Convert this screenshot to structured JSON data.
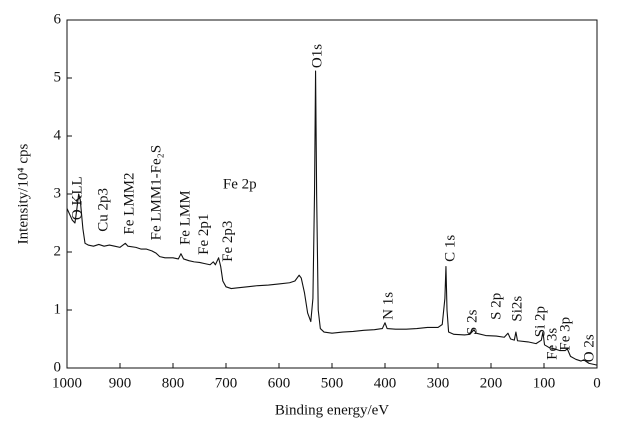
{
  "chart_data": {
    "type": "line",
    "x_label": "Binding energy/eV",
    "y_label": "Intensity/10⁴ cps",
    "xlim": [
      1000,
      0
    ],
    "ylim": [
      0,
      6
    ],
    "xticks": [
      1000,
      900,
      800,
      700,
      600,
      500,
      400,
      300,
      200,
      100,
      0
    ],
    "yticks": [
      0,
      1,
      2,
      3,
      4,
      5,
      6
    ],
    "grid": false,
    "series": [
      {
        "color": "#111111",
        "x": [
          1000,
          995,
          990,
          985,
          982,
          978,
          975,
          970,
          966,
          960,
          950,
          940,
          930,
          920,
          910,
          900,
          890,
          885,
          870,
          860,
          850,
          840,
          832,
          825,
          815,
          800,
          790,
          785,
          780,
          770,
          760,
          750,
          740,
          730,
          724,
          720,
          714,
          710,
          706,
          700,
          690,
          680,
          660,
          640,
          620,
          600,
          580,
          570,
          562,
          558,
          552,
          546,
          540,
          536,
          533,
          531,
          529,
          526,
          522,
          515,
          500,
          480,
          460,
          440,
          420,
          405,
          400,
          396,
          380,
          360,
          340,
          320,
          300,
          292,
          287,
          285,
          283,
          280,
          270,
          250,
          240,
          232,
          228,
          210,
          190,
          175,
          168,
          163,
          156,
          153,
          150,
          130,
          115,
          105,
          102,
          99,
          90,
          80,
          70,
          60,
          56,
          50,
          40,
          30,
          25,
          15,
          5,
          0
        ],
        "values": [
          2.75,
          2.65,
          2.55,
          2.5,
          2.7,
          3.0,
          2.9,
          2.4,
          2.15,
          2.12,
          2.1,
          2.13,
          2.1,
          2.12,
          2.1,
          2.08,
          2.15,
          2.1,
          2.08,
          2.05,
          2.05,
          2.02,
          1.98,
          1.92,
          1.9,
          1.9,
          1.88,
          1.97,
          1.88,
          1.85,
          1.83,
          1.82,
          1.8,
          1.78,
          1.83,
          1.78,
          1.9,
          1.75,
          1.5,
          1.4,
          1.37,
          1.38,
          1.4,
          1.42,
          1.43,
          1.45,
          1.47,
          1.5,
          1.6,
          1.55,
          1.3,
          0.95,
          0.8,
          1.2,
          3.0,
          5.12,
          3.0,
          1.0,
          0.68,
          0.62,
          0.6,
          0.62,
          0.63,
          0.65,
          0.66,
          0.68,
          0.78,
          0.68,
          0.67,
          0.67,
          0.68,
          0.7,
          0.7,
          0.75,
          1.2,
          1.75,
          1.0,
          0.62,
          0.58,
          0.57,
          0.58,
          0.66,
          0.6,
          0.56,
          0.55,
          0.53,
          0.6,
          0.5,
          0.48,
          0.62,
          0.47,
          0.45,
          0.42,
          0.48,
          0.62,
          0.4,
          0.35,
          0.33,
          0.3,
          0.3,
          0.33,
          0.2,
          0.15,
          0.12,
          0.14,
          0.08,
          0.06,
          0.05
        ]
      }
    ],
    "annotations": [
      {
        "text": "O KLL",
        "x": 979,
        "y": 2.55,
        "rotate": true
      },
      {
        "text": "Cu 2p3",
        "x": 930,
        "y": 2.35,
        "rotate": true
      },
      {
        "text": "Fe LMM2",
        "x": 881,
        "y": 2.3,
        "rotate": true
      },
      {
        "text": "Fe LMM1-Fe₂S",
        "x": 830,
        "y": 2.2,
        "rotate": true
      },
      {
        "text": "Fe LMM",
        "x": 775,
        "y": 2.12,
        "rotate": true
      },
      {
        "text": "Fe 2p1",
        "x": 740,
        "y": 1.95,
        "rotate": true
      },
      {
        "text": "Fe 2p3",
        "x": 695,
        "y": 1.83,
        "rotate": true
      },
      {
        "text": "Fe 2p",
        "x": 674,
        "y": 3.15,
        "rotate": false
      },
      {
        "text": "O1s",
        "x": 526,
        "y": 5.17,
        "rotate": true
      },
      {
        "text": "N 1s",
        "x": 392,
        "y": 0.83,
        "rotate": true
      },
      {
        "text": "C 1s",
        "x": 275,
        "y": 1.83,
        "rotate": true
      },
      {
        "text": "S 2s",
        "x": 234,
        "y": 0.57,
        "rotate": true
      },
      {
        "text": "S 2p",
        "x": 189,
        "y": 0.83,
        "rotate": true
      },
      {
        "text": "Si2s",
        "x": 149,
        "y": 0.8,
        "rotate": true
      },
      {
        "text": "Si 2p",
        "x": 106,
        "y": 0.53,
        "rotate": true
      },
      {
        "text": "Fe 3s",
        "x": 83,
        "y": 0.14,
        "rotate": true
      },
      {
        "text": "Fe 3p",
        "x": 58,
        "y": 0.3,
        "rotate": true
      },
      {
        "text": "O 2s",
        "x": 13,
        "y": 0.1,
        "rotate": true
      }
    ]
  }
}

---

▶ _What is asked_
Without including the pictures, return each record above exactly as it stands.

▶ _Response for this exercise_
Convert this screenshot to structured JSON data.
{
  "chart_data": {
    "type": "line",
    "x_label": "Binding energy/eV",
    "y_label": "Intensity/10⁴ cps",
    "xlim": [
      1000,
      0
    ],
    "ylim": [
      0,
      6
    ],
    "xticks": [
      1000,
      900,
      800,
      700,
      600,
      500,
      400,
      300,
      200,
      100,
      0
    ],
    "yticks": [
      0,
      1,
      2,
      3,
      4,
      5,
      6
    ],
    "grid": false,
    "series": [
      {
        "color": "#111111",
        "x": [
          1000,
          995,
          990,
          985,
          982,
          978,
          975,
          970,
          966,
          960,
          950,
          940,
          930,
          920,
          910,
          900,
          890,
          885,
          870,
          860,
          850,
          840,
          832,
          825,
          815,
          800,
          790,
          785,
          780,
          770,
          760,
          750,
          740,
          730,
          724,
          720,
          714,
          710,
          706,
          700,
          690,
          680,
          660,
          640,
          620,
          600,
          580,
          570,
          562,
          558,
          552,
          546,
          540,
          536,
          533,
          531,
          529,
          526,
          522,
          515,
          500,
          480,
          460,
          440,
          420,
          405,
          400,
          396,
          380,
          360,
          340,
          320,
          300,
          292,
          287,
          285,
          283,
          280,
          270,
          250,
          240,
          232,
          228,
          210,
          190,
          175,
          168,
          163,
          156,
          153,
          150,
          130,
          115,
          105,
          102,
          99,
          90,
          80,
          70,
          60,
          56,
          50,
          40,
          30,
          25,
          15,
          5,
          0
        ],
        "values": [
          2.75,
          2.65,
          2.55,
          2.5,
          2.7,
          3.0,
          2.9,
          2.4,
          2.15,
          2.12,
          2.1,
          2.13,
          2.1,
          2.12,
          2.1,
          2.08,
          2.15,
          2.1,
          2.08,
          2.05,
          2.05,
          2.02,
          1.98,
          1.92,
          1.9,
          1.9,
          1.88,
          1.97,
          1.88,
          1.85,
          1.83,
          1.82,
          1.8,
          1.78,
          1.83,
          1.78,
          1.9,
          1.75,
          1.5,
          1.4,
          1.37,
          1.38,
          1.4,
          1.42,
          1.43,
          1.45,
          1.47,
          1.5,
          1.6,
          1.55,
          1.3,
          0.95,
          0.8,
          1.2,
          3.0,
          5.12,
          3.0,
          1.0,
          0.68,
          0.62,
          0.6,
          0.62,
          0.63,
          0.65,
          0.66,
          0.68,
          0.78,
          0.68,
          0.67,
          0.67,
          0.68,
          0.7,
          0.7,
          0.75,
          1.2,
          1.75,
          1.0,
          0.62,
          0.58,
          0.57,
          0.58,
          0.66,
          0.6,
          0.56,
          0.55,
          0.53,
          0.6,
          0.5,
          0.48,
          0.62,
          0.47,
          0.45,
          0.42,
          0.48,
          0.62,
          0.4,
          0.35,
          0.33,
          0.3,
          0.3,
          0.33,
          0.2,
          0.15,
          0.12,
          0.14,
          0.08,
          0.06,
          0.05
        ]
      }
    ],
    "annotations": [
      {
        "text": "O KLL",
        "x": 979,
        "y": 2.55,
        "rotate": true
      },
      {
        "text": "Cu 2p3",
        "x": 930,
        "y": 2.35,
        "rotate": true
      },
      {
        "text": "Fe LMM2",
        "x": 881,
        "y": 2.3,
        "rotate": true
      },
      {
        "text": "Fe LMM1-Fe₂S",
        "x": 830,
        "y": 2.2,
        "rotate": true
      },
      {
        "text": "Fe LMM",
        "x": 775,
        "y": 2.12,
        "rotate": true
      },
      {
        "text": "Fe 2p1",
        "x": 740,
        "y": 1.95,
        "rotate": true
      },
      {
        "text": "Fe 2p3",
        "x": 695,
        "y": 1.83,
        "rotate": true
      },
      {
        "text": "Fe 2p",
        "x": 674,
        "y": 3.15,
        "rotate": false
      },
      {
        "text": "O1s",
        "x": 526,
        "y": 5.17,
        "rotate": true
      },
      {
        "text": "N 1s",
        "x": 392,
        "y": 0.83,
        "rotate": true
      },
      {
        "text": "C 1s",
        "x": 275,
        "y": 1.83,
        "rotate": true
      },
      {
        "text": "S 2s",
        "x": 234,
        "y": 0.57,
        "rotate": true
      },
      {
        "text": "S 2p",
        "x": 189,
        "y": 0.83,
        "rotate": true
      },
      {
        "text": "Si2s",
        "x": 149,
        "y": 0.8,
        "rotate": true
      },
      {
        "text": "Si 2p",
        "x": 106,
        "y": 0.53,
        "rotate": true
      },
      {
        "text": "Fe 3s",
        "x": 83,
        "y": 0.14,
        "rotate": true
      },
      {
        "text": "Fe 3p",
        "x": 58,
        "y": 0.3,
        "rotate": true
      },
      {
        "text": "O 2s",
        "x": 13,
        "y": 0.1,
        "rotate": true
      }
    ]
  }
}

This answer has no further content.